-- WRITTEN INSTRUCTION --
Your task is to output the data exactly as it stands.

-- TASK INPUT --
= = = =

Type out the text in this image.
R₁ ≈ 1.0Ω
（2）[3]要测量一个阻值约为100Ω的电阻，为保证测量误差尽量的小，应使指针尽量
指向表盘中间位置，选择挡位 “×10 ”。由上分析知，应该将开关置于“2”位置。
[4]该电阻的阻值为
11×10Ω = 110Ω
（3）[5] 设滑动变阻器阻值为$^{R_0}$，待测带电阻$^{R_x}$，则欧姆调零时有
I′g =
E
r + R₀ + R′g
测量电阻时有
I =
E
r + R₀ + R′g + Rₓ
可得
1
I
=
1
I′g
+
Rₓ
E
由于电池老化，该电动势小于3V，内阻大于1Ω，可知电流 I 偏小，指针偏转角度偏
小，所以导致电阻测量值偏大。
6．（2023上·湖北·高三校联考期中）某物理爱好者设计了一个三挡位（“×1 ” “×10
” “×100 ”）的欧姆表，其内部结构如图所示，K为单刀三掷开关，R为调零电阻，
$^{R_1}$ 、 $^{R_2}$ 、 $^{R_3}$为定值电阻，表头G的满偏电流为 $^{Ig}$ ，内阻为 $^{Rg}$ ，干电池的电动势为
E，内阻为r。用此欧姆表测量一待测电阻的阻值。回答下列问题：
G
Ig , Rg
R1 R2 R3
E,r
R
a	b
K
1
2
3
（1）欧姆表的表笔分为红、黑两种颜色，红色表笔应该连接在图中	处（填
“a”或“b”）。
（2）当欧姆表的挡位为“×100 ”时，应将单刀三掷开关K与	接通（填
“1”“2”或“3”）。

= = = =

-- EXERCISE OUTPUT --
Type out the text in this image.
R₁ ≈ 1.0Ω
（2）[3]要测量一个阻值约为100Ω的电阻，为保证测量误差尽量的小，应使指针尽量
指向表盘中间位置，选择挡位 “×10 ”。由上分析知，应该将开关置于“2”位置。
[4]该电阻的阻值为
11×10Ω = 110Ω
（3）[5] 设滑动变阻器阻值为$^{R_0}$，待测带电阻$^{R_x}$，则欧姆调零时有
I′g =
E
r + R₀ + R′g
测量电阻时有
I =
E
r + R₀ + R′g + Rₓ
可得
1
I
=
1
I′g
+
Rₓ
E
由于电池老化，该电动势小于3V，内阻大于1Ω，可知电流 I 偏小，指针偏转角度偏
小，所以导致电阻测量值偏大。
6．（2023上·湖北·高三校联考期中）某物理爱好者设计了一个三挡位（“×1 ” “×10
” “×100 ”）的欧姆表，其内部结构如图所示，K为单刀三掷开关，R为调零电阻，
$^{R_1}$ 、 $^{R_2}$ 、 $^{R_3}$为定值电阻，表头G的满偏电流为 $^{Ig}$ ，内阻为 $^{Rg}$ ，干电池的电动势为
E，内阻为r。用此欧姆表测量一待测电阻的阻值。回答下列问题：
G
Ig , Rg
R1 R2 R3
E,r
R
a	b
K
1
2
3
（1）欧姆表的表笔分为红、黑两种颜色，红色表笔应该连接在图中	处（填
“a”或“b”）。
（2）当欧姆表的挡位为“×100 ”时，应将单刀三掷开关K与	接通（填
“1”“2”或“3”）。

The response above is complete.